=== Exercise requirements ===
Reproduce the listing word for word, leaving every picture behind.

** begin Given records **

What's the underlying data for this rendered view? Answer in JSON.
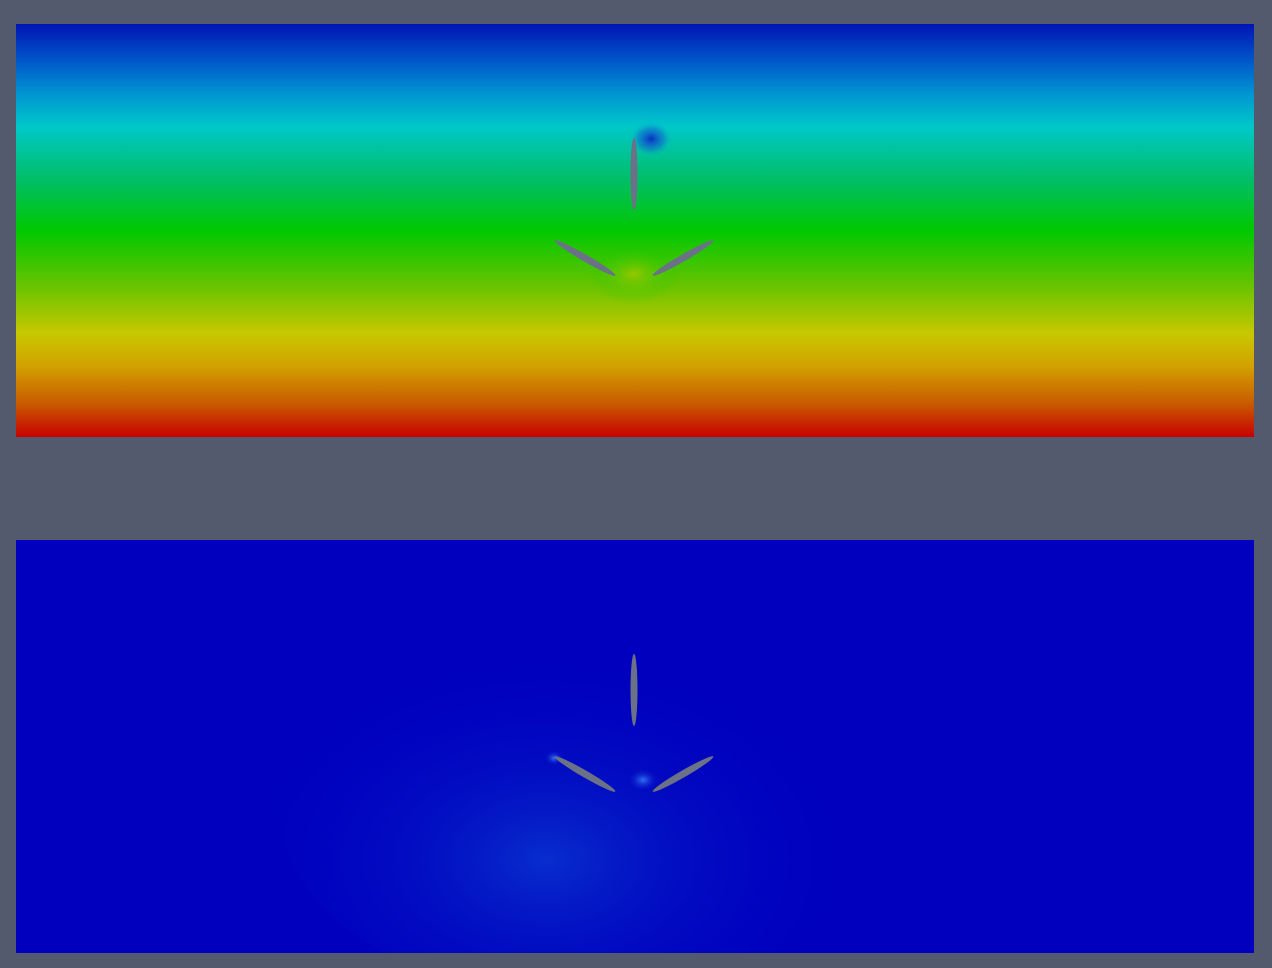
{
  "app": {
    "background_color": "#535a6e",
    "blade_color": "#6b7186",
    "views": [
      {
        "name": "upper-field-view",
        "colormap": "rainbow",
        "gradient_direction": "bottom-to-top",
        "stops": [
          "#0014b4",
          "#0064d2",
          "#00c8c8",
          "#00be5a",
          "#00c800",
          "#78c800",
          "#c8c800",
          "#d29600",
          "#c83200",
          "#c80000"
        ],
        "feature": "three-blade-rotor"
      },
      {
        "name": "lower-field-view",
        "colormap": "rainbow",
        "base_color": "#0000be",
        "feature": "three-blade-rotor"
      }
    ]
  }
}
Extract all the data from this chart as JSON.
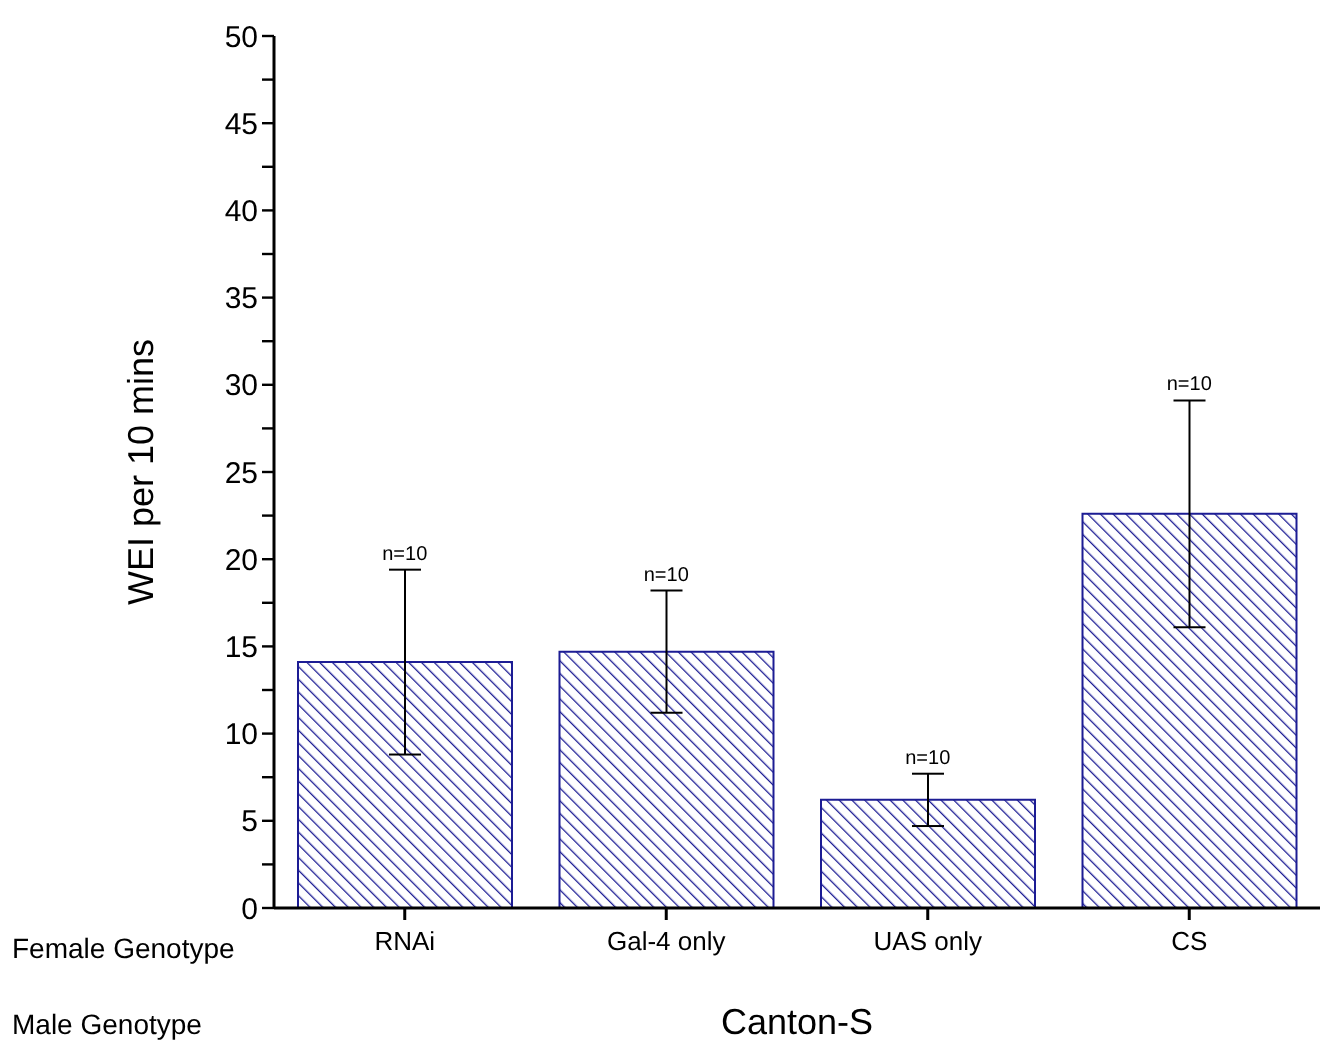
{
  "chart_data": {
    "type": "bar",
    "categories": [
      "RNAi",
      "Gal-4 only",
      "UAS only",
      "CS"
    ],
    "values": [
      14.1,
      14.7,
      6.2,
      22.6
    ],
    "errors": [
      5.3,
      3.5,
      1.5,
      6.5
    ],
    "color": "#1c1c94",
    "xlabel": "Canton-S",
    "ylabel": "WEI per 10 mins",
    "ylim": [
      0,
      50
    ],
    "yticks": [
      0,
      {
        "value": 2.5,
        "label": null
      },
      5,
      {
        "value": 7.5,
        "label": null
      },
      10,
      {
        "value": 12.5,
        "label": null
      },
      15,
      {
        "value": 17.5,
        "label": null
      },
      20,
      {
        "value": 22.5,
        "label": null
      },
      25,
      {
        "value": 27.5,
        "label": null
      },
      30,
      {
        "value": 32.5,
        "label": null
      },
      35,
      {
        "value": 37.5,
        "label": null
      },
      40,
      {
        "value": 42.5,
        "label": null
      },
      45,
      {
        "value": 47.5,
        "label": null
      },
      50
    ],
    "annotations": [
      {
        "text": "n=10",
        "x": "RNAi",
        "y": 19.4
      },
      {
        "text": "n=10",
        "x": "Gal-4 only",
        "y": 18.2
      },
      {
        "text": "n=10",
        "x": "UAS only",
        "y": 7.7
      },
      {
        "text": "n=10",
        "x": "CS",
        "y": 29.1
      },
      "Female Genotype",
      "Male Genotype"
    ],
    "grid": false,
    "legend": false
  }
}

** end Given records **

=== In response ===
What's the underlying data for this rendered view? Answer in JSON.
{
  "app": {
    "background_color": "#535a6e",
    "blade_color": "#6b7186",
    "views": [
      {
        "name": "upper-field-view",
        "colormap": "rainbow",
        "gradient_direction": "bottom-to-top",
        "stops": [
          "#0014b4",
          "#0064d2",
          "#00c8c8",
          "#00be5a",
          "#00c800",
          "#78c800",
          "#c8c800",
          "#d29600",
          "#c83200",
          "#c80000"
        ],
        "feature": "three-blade-rotor"
      },
      {
        "name": "lower-field-view",
        "colormap": "rainbow",
        "base_color": "#0000be",
        "feature": "three-blade-rotor"
      }
    ]
  }
}
Extract all the data from this chart as JSON.
{
  "chart_data": {
    "type": "bar",
    "categories": [
      "RNAi",
      "Gal-4 only",
      "UAS only",
      "CS"
    ],
    "values": [
      14.1,
      14.7,
      6.2,
      22.6
    ],
    "errors": [
      5.3,
      3.5,
      1.5,
      6.5
    ],
    "color": "#1c1c94",
    "xlabel": "Canton-S",
    "ylabel": "WEI per 10 mins",
    "ylim": [
      0,
      50
    ],
    "yticks": [
      0,
      {
        "value": 2.5,
        "label": null
      },
      5,
      {
        "value": 7.5,
        "label": null
      },
      10,
      {
        "value": 12.5,
        "label": null
      },
      15,
      {
        "value": 17.5,
        "label": null
      },
      20,
      {
        "value": 22.5,
        "label": null
      },
      25,
      {
        "value": 27.5,
        "label": null
      },
      30,
      {
        "value": 32.5,
        "label": null
      },
      35,
      {
        "value": 37.5,
        "label": null
      },
      40,
      {
        "value": 42.5,
        "label": null
      },
      45,
      {
        "value": 47.5,
        "label": null
      },
      50
    ],
    "annotations": [
      {
        "text": "n=10",
        "x": "RNAi",
        "y": 19.4
      },
      {
        "text": "n=10",
        "x": "Gal-4 only",
        "y": 18.2
      },
      {
        "text": "n=10",
        "x": "UAS only",
        "y": 7.7
      },
      {
        "text": "n=10",
        "x": "CS",
        "y": 29.1
      },
      "Female Genotype",
      "Male Genotype"
    ],
    "grid": false,
    "legend": false
  }
}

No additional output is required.